***** Supplied material

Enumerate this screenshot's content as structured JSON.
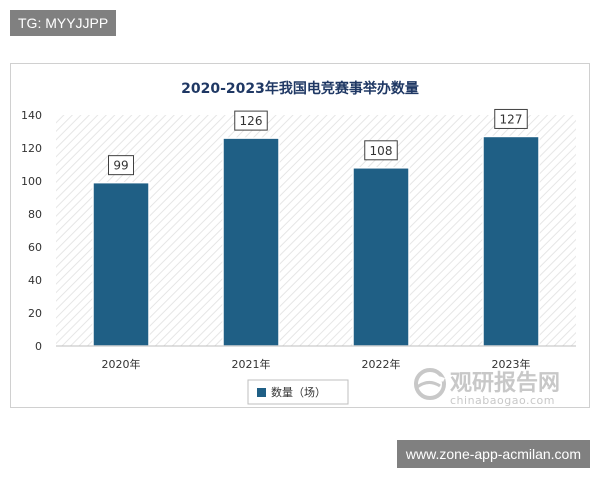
{
  "tag_top": "TG: MYYJJPP",
  "tag_bottom": "www.zone-app-acmilan.com",
  "watermark": {
    "main": "观研报告网",
    "sub": "chinabaogao.com"
  },
  "colors": {
    "bar": "#1f5f85",
    "bar_border": "#ffffff",
    "title": "#1f3864",
    "hatch": "#e6e6e6"
  },
  "chart_data": {
    "type": "bar",
    "title": "2020-2023年我国电竞赛事举办数量",
    "categories": [
      "2020年",
      "2021年",
      "2022年",
      "2023年"
    ],
    "series": [
      {
        "name": "数量（场）",
        "values": [
          99,
          126,
          108,
          127
        ]
      }
    ],
    "data_labels": [
      "99",
      "126",
      "108",
      "127"
    ],
    "ylim": [
      0,
      140
    ],
    "yticks": [
      0,
      20,
      40,
      60,
      80,
      100,
      120,
      140
    ],
    "xlabel": "",
    "ylabel": "",
    "legend_position": "bottom",
    "grid": false
  }
}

**********

-- What you have to do --
Every record above should be transcribed exactly; the pictures stay out of the copy.

-- Result below --
Enumerate this screenshot's content as structured JSON.
{
  "tag_top": "TG: MYYJJPP",
  "tag_bottom": "www.zone-app-acmilan.com",
  "watermark": {
    "main": "观研报告网",
    "sub": "chinabaogao.com"
  },
  "colors": {
    "bar": "#1f5f85",
    "bar_border": "#ffffff",
    "title": "#1f3864",
    "hatch": "#e6e6e6"
  },
  "chart_data": {
    "type": "bar",
    "title": "2020-2023年我国电竞赛事举办数量",
    "categories": [
      "2020年",
      "2021年",
      "2022年",
      "2023年"
    ],
    "series": [
      {
        "name": "数量（场）",
        "values": [
          99,
          126,
          108,
          127
        ]
      }
    ],
    "data_labels": [
      "99",
      "126",
      "108",
      "127"
    ],
    "ylim": [
      0,
      140
    ],
    "yticks": [
      0,
      20,
      40,
      60,
      80,
      100,
      120,
      140
    ],
    "xlabel": "",
    "ylabel": "",
    "legend_position": "bottom",
    "grid": false
  }
}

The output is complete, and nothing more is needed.